Element box data
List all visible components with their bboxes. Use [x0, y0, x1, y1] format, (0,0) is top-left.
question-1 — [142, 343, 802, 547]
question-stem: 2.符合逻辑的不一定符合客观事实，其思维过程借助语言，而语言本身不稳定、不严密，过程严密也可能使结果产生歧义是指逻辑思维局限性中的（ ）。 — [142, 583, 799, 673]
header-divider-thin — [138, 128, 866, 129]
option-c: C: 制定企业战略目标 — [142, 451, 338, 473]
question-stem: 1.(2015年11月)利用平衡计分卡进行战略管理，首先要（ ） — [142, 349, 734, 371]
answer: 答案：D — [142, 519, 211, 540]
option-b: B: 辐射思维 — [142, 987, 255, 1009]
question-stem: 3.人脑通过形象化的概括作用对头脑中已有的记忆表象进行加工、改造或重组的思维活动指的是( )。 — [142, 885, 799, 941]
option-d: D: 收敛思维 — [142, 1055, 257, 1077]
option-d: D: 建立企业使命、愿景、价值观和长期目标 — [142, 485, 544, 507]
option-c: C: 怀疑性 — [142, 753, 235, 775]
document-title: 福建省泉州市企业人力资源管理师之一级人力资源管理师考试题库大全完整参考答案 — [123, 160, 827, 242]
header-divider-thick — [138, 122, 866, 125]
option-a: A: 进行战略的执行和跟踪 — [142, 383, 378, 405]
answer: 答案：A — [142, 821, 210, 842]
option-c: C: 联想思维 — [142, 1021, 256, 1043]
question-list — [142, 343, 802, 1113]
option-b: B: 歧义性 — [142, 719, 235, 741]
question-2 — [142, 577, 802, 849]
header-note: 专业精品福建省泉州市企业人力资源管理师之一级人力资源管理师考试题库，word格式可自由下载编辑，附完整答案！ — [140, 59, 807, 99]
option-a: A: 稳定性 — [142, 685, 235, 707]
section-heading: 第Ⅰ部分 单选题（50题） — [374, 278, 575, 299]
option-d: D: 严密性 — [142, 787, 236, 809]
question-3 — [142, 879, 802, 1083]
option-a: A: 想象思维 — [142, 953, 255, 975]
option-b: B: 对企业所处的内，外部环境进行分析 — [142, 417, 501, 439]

▶ [Your goal] Change every "question-stem" in the data above to "question-text", and reproduce everything else unchanged.

▶ [Finished task]
List all visible components with their bboxes. Use [x0, y0, x1, y1] format, (0,0) is top-left.
question-1 — [142, 343, 802, 547]
question-text: 2.符合逻辑的不一定符合客观事实，其思维过程借助语言，而语言本身不稳定、不严密，过程严密也可能使结果产生歧义是指逻辑思维局限性中的（ ）。 — [142, 583, 799, 673]
header-divider-thin — [138, 128, 866, 129]
option-c: C: 制定企业战略目标 — [142, 451, 338, 473]
question-text: 1.(2015年11月)利用平衡计分卡进行战略管理，首先要（ ） — [142, 349, 734, 371]
answer: 答案：D — [142, 519, 211, 540]
option-b: B: 辐射思维 — [142, 987, 255, 1009]
question-text: 3.人脑通过形象化的概括作用对头脑中已有的记忆表象进行加工、改造或重组的思维活动指的是( )。 — [142, 885, 799, 941]
option-d: D: 收敛思维 — [142, 1055, 257, 1077]
option-d: D: 建立企业使命、愿景、价值观和长期目标 — [142, 485, 544, 507]
option-c: C: 怀疑性 — [142, 753, 235, 775]
document-title: 福建省泉州市企业人力资源管理师之一级人力资源管理师考试题库大全完整参考答案 — [123, 160, 827, 242]
header-divider-thick — [138, 122, 866, 125]
option-a: A: 进行战略的执行和跟踪 — [142, 383, 378, 405]
answer: 答案：A — [142, 821, 210, 842]
option-c: C: 联想思维 — [142, 1021, 256, 1043]
question-list — [142, 343, 802, 1113]
option-b: B: 歧义性 — [142, 719, 235, 741]
question-2 — [142, 577, 802, 849]
header-note: 专业精品福建省泉州市企业人力资源管理师之一级人力资源管理师考试题库，word格式可自由下载编辑，附完整答案！ — [140, 59, 807, 99]
option-a: A: 稳定性 — [142, 685, 235, 707]
section-heading: 第Ⅰ部分 单选题（50题） — [374, 278, 575, 299]
option-d: D: 严密性 — [142, 787, 236, 809]
question-3 — [142, 879, 802, 1083]
option-a: A: 想象思维 — [142, 953, 255, 975]
option-b: B: 对企业所处的内，外部环境进行分析 — [142, 417, 501, 439]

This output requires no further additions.